━━ Task data ━━

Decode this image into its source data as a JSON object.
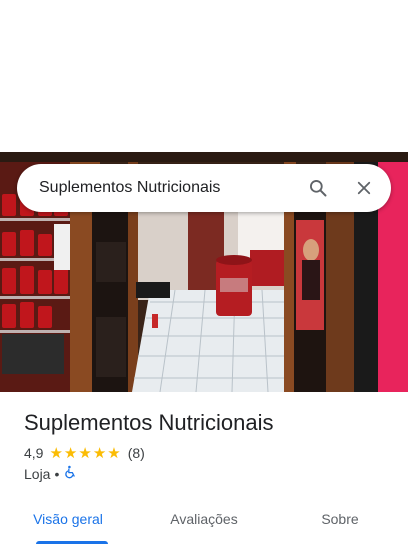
{
  "search": {
    "query": "Suplementos Nutricionais",
    "search_icon": "search-icon",
    "close_icon": "close-icon"
  },
  "place": {
    "name": "Suplementos Nutricionais",
    "rating": "4,9",
    "stars": 5,
    "review_count": "(8)",
    "category": "Loja",
    "separator": "•",
    "accessibility_icon": "wheelchair-icon"
  },
  "tabs": [
    {
      "label": "Visão geral",
      "active": true
    },
    {
      "label": "Avaliações",
      "active": false
    },
    {
      "label": "Sobre",
      "active": false
    }
  ],
  "colors": {
    "accent": "#1a73e8",
    "star": "#fbbc04"
  }
}
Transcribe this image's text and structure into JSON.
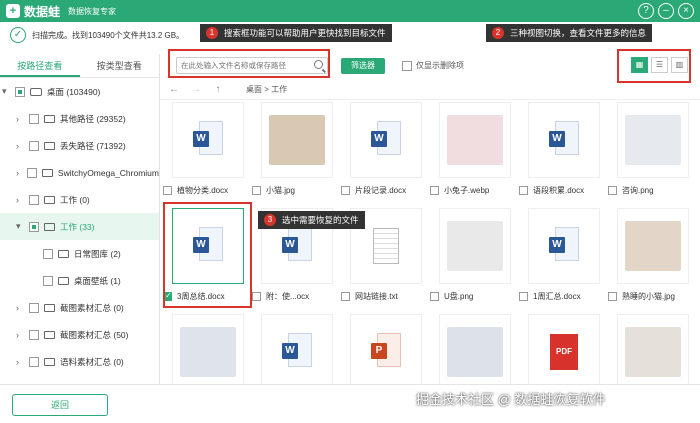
{
  "app": {
    "logo_mark": "+",
    "name": "数据蛙",
    "subtitle": "数据恢复专家"
  },
  "window_controls": {
    "help": "?",
    "minimize": "–",
    "close": "×"
  },
  "scan": {
    "status": "扫描完成。找到103490个文件共13.2 GB。"
  },
  "callouts": {
    "c1": {
      "num": "1",
      "text": "搜索框功能可以帮助用户更快找到目标文件"
    },
    "c2": {
      "num": "2",
      "text": "三种视图切换，查看文件更多的信息"
    },
    "c3": {
      "num": "3",
      "text": "选中需要恢复的文件"
    }
  },
  "sidebar": {
    "tabs": [
      "按路径查看",
      "按类型查看"
    ],
    "items": [
      {
        "label": "桌面 (103490)",
        "arrow": "▾"
      },
      {
        "label": "其他路径 (29352)",
        "arrow": "›"
      },
      {
        "label": "丢失路径 (71392)",
        "arrow": "›"
      },
      {
        "label": "SwitchyOmega_Chromium",
        "arrow": "›"
      },
      {
        "label": "工作 (0)",
        "arrow": "›"
      },
      {
        "label": "工作 (33)",
        "arrow": "▾"
      },
      {
        "label": "日常图库 (2)",
        "arrow": ""
      },
      {
        "label": "桌面壁纸 (1)",
        "arrow": ""
      },
      {
        "label": "截图素材汇总 (0)",
        "arrow": "›"
      },
      {
        "label": "截图素材汇总 (50)",
        "arrow": "›"
      },
      {
        "label": "语料素材汇总 (0)",
        "arrow": "›"
      }
    ]
  },
  "toolbar": {
    "search_placeholder": "在此处输入文件名称或保存路径",
    "filter_label": "筛选器",
    "only_deleted_label": "仅显示删除项",
    "view_icons": {
      "grid": "▦",
      "list": "☰",
      "detail": "▥"
    }
  },
  "nav": {
    "back": "←",
    "forward": "→",
    "up": "↑",
    "breadcrumb": "桌面 > 工作"
  },
  "files": [
    {
      "name": "植物分类.docx",
      "type": "word",
      "checked": false
    },
    {
      "name": "小猫.jpg",
      "type": "photo",
      "color": "#d9c8b4",
      "checked": false
    },
    {
      "name": "片段记录.docx",
      "type": "word",
      "checked": false
    },
    {
      "name": "小兔子.webp",
      "type": "photo",
      "color": "#f1dde0",
      "checked": false
    },
    {
      "name": "语段积累.docx",
      "type": "word",
      "checked": false
    },
    {
      "name": "咨询.png",
      "type": "photo",
      "color": "#e6e9ee",
      "checked": false
    },
    {
      "name": "3周总结.docx",
      "type": "word",
      "checked": true
    },
    {
      "name": "附：使...ocx",
      "type": "word",
      "checked": false
    },
    {
      "name": "网站链接.txt",
      "type": "text",
      "checked": false
    },
    {
      "name": "U盘.png",
      "type": "photo",
      "color": "#e9e9e9",
      "checked": false
    },
    {
      "name": "1周汇总.docx",
      "type": "word",
      "checked": false
    },
    {
      "name": "熟睡的小猫.jpg",
      "type": "photo",
      "color": "#e3d6c8",
      "checked": false
    },
    {
      "name": "",
      "type": "photo",
      "color": "#dfe3ea",
      "checked": false
    },
    {
      "name": "",
      "type": "word",
      "checked": false
    },
    {
      "name": "",
      "type": "ppt",
      "checked": false
    },
    {
      "name": "",
      "type": "photo",
      "color": "#dde2e8",
      "checked": false
    },
    {
      "name": "",
      "type": "pdf",
      "checked": false
    },
    {
      "name": "",
      "type": "photo",
      "color": "#e5e0da",
      "checked": false
    }
  ],
  "badges": {
    "word": "W",
    "ppt": "P",
    "pdf": "PDF"
  },
  "bottom": {
    "back_label": "返回"
  },
  "watermark": "掘金技术社区 @ 数据蛙恢复软件",
  "colors": {
    "brand": "#2aa876",
    "callout_red": "#d9342b"
  }
}
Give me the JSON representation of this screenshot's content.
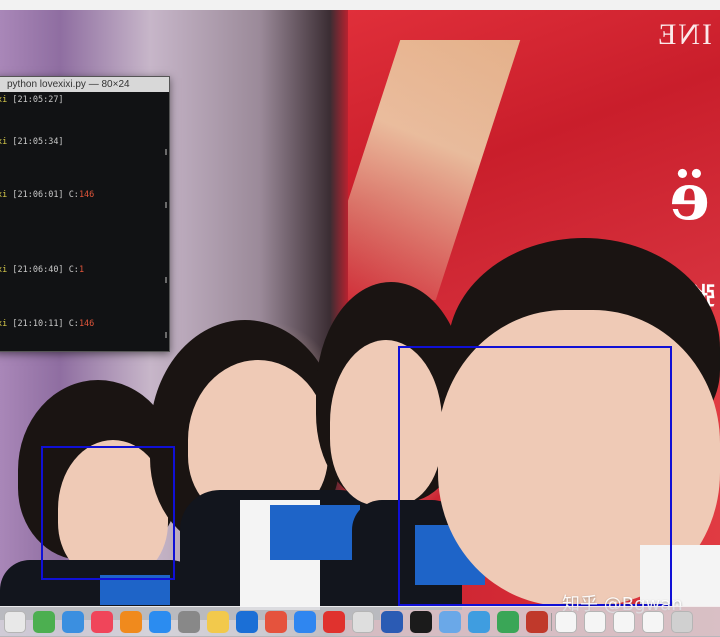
{
  "terminal": {
    "title": "python lovexixi.py — 80×24",
    "lines": [
      {
        "user": "xi",
        "time": "[21:05:27]",
        "extra": ""
      },
      {
        "user": "xi",
        "time": "[21:05:34]",
        "extra": ""
      },
      {
        "user": "xi",
        "time": "[21:06:01]",
        "extra_label": "C:",
        "extra": "146"
      },
      {
        "user": "xi",
        "time": "[21:06:40]",
        "extra_label": "C:",
        "extra": "1"
      },
      {
        "user": "xi",
        "time": "[21:10:11]",
        "extra_label": "C:",
        "extra": "146"
      }
    ]
  },
  "poster": {
    "top_text": "INE",
    "script_text": "ё",
    "side_text": "张人"
  },
  "watermark": {
    "text": "知乎 @Bgwan"
  },
  "colors": {
    "detect_box": "#1010d6",
    "terminal_bg": "#111214",
    "terminal_user": "#d4c84a",
    "terminal_number": "#e0553a"
  },
  "dock": {
    "icons": [
      {
        "name": "launchpad-icon",
        "color": "#e8e8e8"
      },
      {
        "name": "stocks-icon",
        "color": "#4caf50"
      },
      {
        "name": "keynote-icon",
        "color": "#3b8fe0"
      },
      {
        "name": "music-icon",
        "color": "#f0455a"
      },
      {
        "name": "books-icon",
        "color": "#f08a1d"
      },
      {
        "name": "app-store-icon",
        "color": "#2b8cf0"
      },
      {
        "name": "system-preferences-icon",
        "color": "#888888"
      },
      {
        "name": "photos-icon",
        "color": "#f2c94c"
      },
      {
        "name": "teamviewer-icon",
        "color": "#1b6fd6"
      },
      {
        "name": "chrome-icon",
        "color": "#e5533d"
      },
      {
        "name": "baidu-netdisk-icon",
        "color": "#2f86f0"
      },
      {
        "name": "weibo-icon",
        "color": "#e0322e"
      },
      {
        "name": "notes-icon",
        "color": "#dedede"
      },
      {
        "name": "word-icon",
        "color": "#2b5bb4"
      },
      {
        "name": "terminal-icon",
        "color": "#1b1b1b"
      },
      {
        "name": "preview-icon",
        "color": "#6aa8e8"
      },
      {
        "name": "finder-icon",
        "color": "#3f9de0"
      },
      {
        "name": "sync-icon",
        "color": "#3aa657"
      },
      {
        "name": "pycharm-icon",
        "color": "#c0392b"
      },
      {
        "name": "document-icon",
        "color": "#f5f5f5"
      },
      {
        "name": "document-2-icon",
        "color": "#f5f5f5"
      },
      {
        "name": "document-3-icon",
        "color": "#f5f5f5"
      },
      {
        "name": "document-4-icon",
        "color": "#f5f5f5"
      },
      {
        "name": "trash-icon",
        "color": "#d0d0d0"
      }
    ]
  }
}
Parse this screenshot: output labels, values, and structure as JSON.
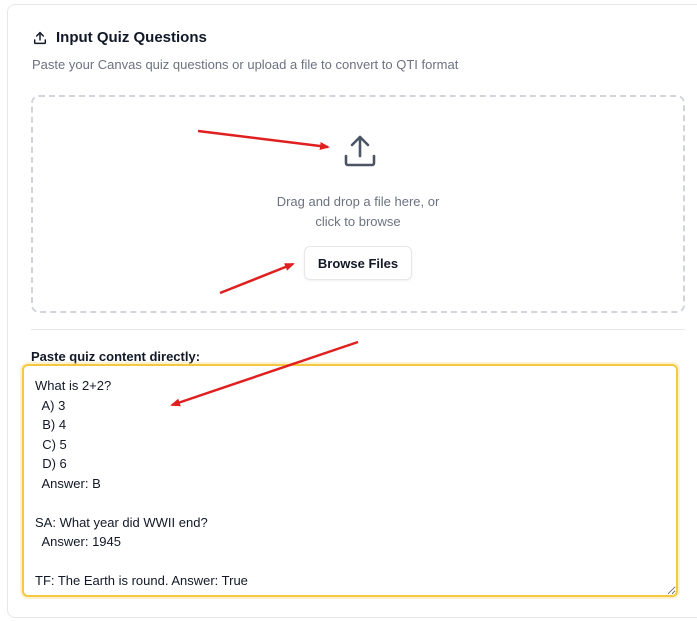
{
  "header": {
    "title": "Input Quiz Questions",
    "subtitle": "Paste your Canvas quiz questions or upload a file to convert to QTI format",
    "icon": "upload-icon"
  },
  "dropzone": {
    "icon": "upload-icon",
    "line1": "Drag and drop a file here, or",
    "line2": "click to browse",
    "browse_label": "Browse Files"
  },
  "paste": {
    "label": "Paste quiz content directly:",
    "value": "What is 2+2?\n  A) 3\n  B) 4\n  C) 5\n  D) 6\n  Answer: B\n\nSA: What year did WWII end?\n  Answer: 1945\n\nTF: The Earth is round. Answer: True"
  },
  "colors": {
    "accent_border": "#f5c842",
    "annotation_arrow": "#e02020",
    "muted_text": "#6b7280"
  }
}
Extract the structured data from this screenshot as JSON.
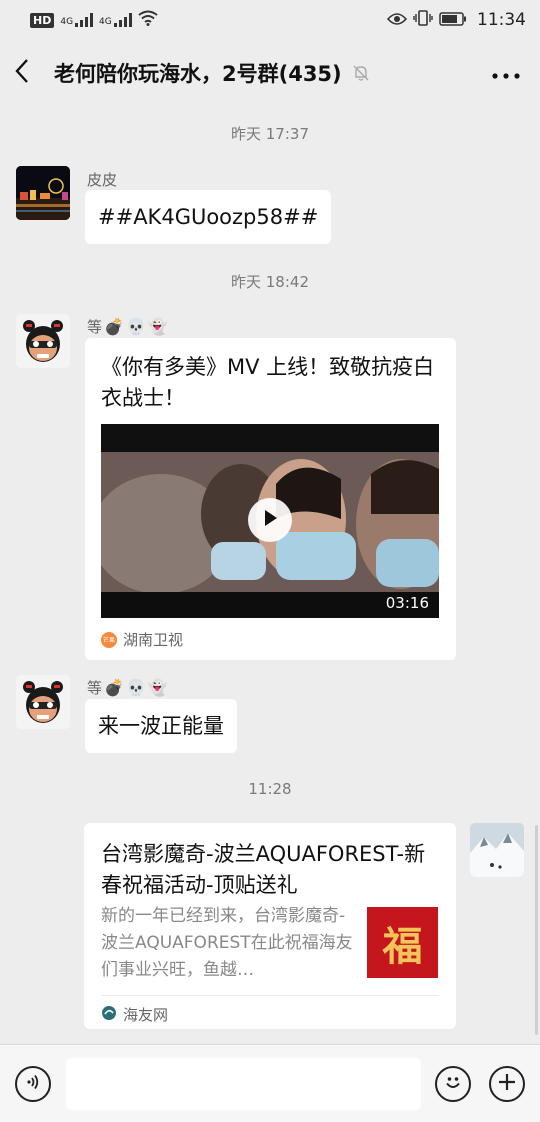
{
  "status_bar": {
    "hd_label": "HD",
    "signal1_label": "4G",
    "signal2_label": "4G",
    "time": "11:34"
  },
  "header": {
    "back_icon": "chevron-left-icon",
    "title": "老何陪你玩海水，2号群(435)",
    "mute_icon": "bell-off-icon",
    "more_icon": "more-dots-icon"
  },
  "messages": [
    {
      "type": "timestamp",
      "text": "昨天 17:37"
    },
    {
      "type": "text",
      "sender": "皮皮",
      "text": "##AK4GUoozp58##"
    },
    {
      "type": "timestamp",
      "text": "昨天 18:42"
    },
    {
      "type": "video-card",
      "sender": "等",
      "sender_emojis": [
        "💣",
        "💀",
        "👻"
      ],
      "title": "《你有多美》MV 上线！致敬抗疫白衣战士！",
      "duration": "03:16",
      "source": "湖南卫视",
      "source_icon_text": "芒果"
    },
    {
      "type": "text",
      "sender": "等",
      "sender_emojis": [
        "💣",
        "💀",
        "👻"
      ],
      "text": "来一波正能量"
    },
    {
      "type": "timestamp",
      "text": "11:28"
    },
    {
      "type": "article-card",
      "title": "台湾影魔奇-波兰AQUAFOREST-新春祝福活动-顶贴送礼",
      "description": "新的一年已经到来，台湾影魔奇-波兰AQUAFOREST在此祝福海友们事业兴旺，鱼越…",
      "thumb_text": "福",
      "source": "海友网"
    }
  ],
  "input_bar": {
    "voice_icon": "voice-icon",
    "emoji_icon": "emoji-icon",
    "plus_icon": "plus-icon",
    "input_value": ""
  }
}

━━━

The problem → From the entries above, copy every line containing the word "document".

Output for this task →
        "name": "document-icon",
        "name": "document-2-icon",
        "name": "document-3-icon",
        "name": "document-4-icon",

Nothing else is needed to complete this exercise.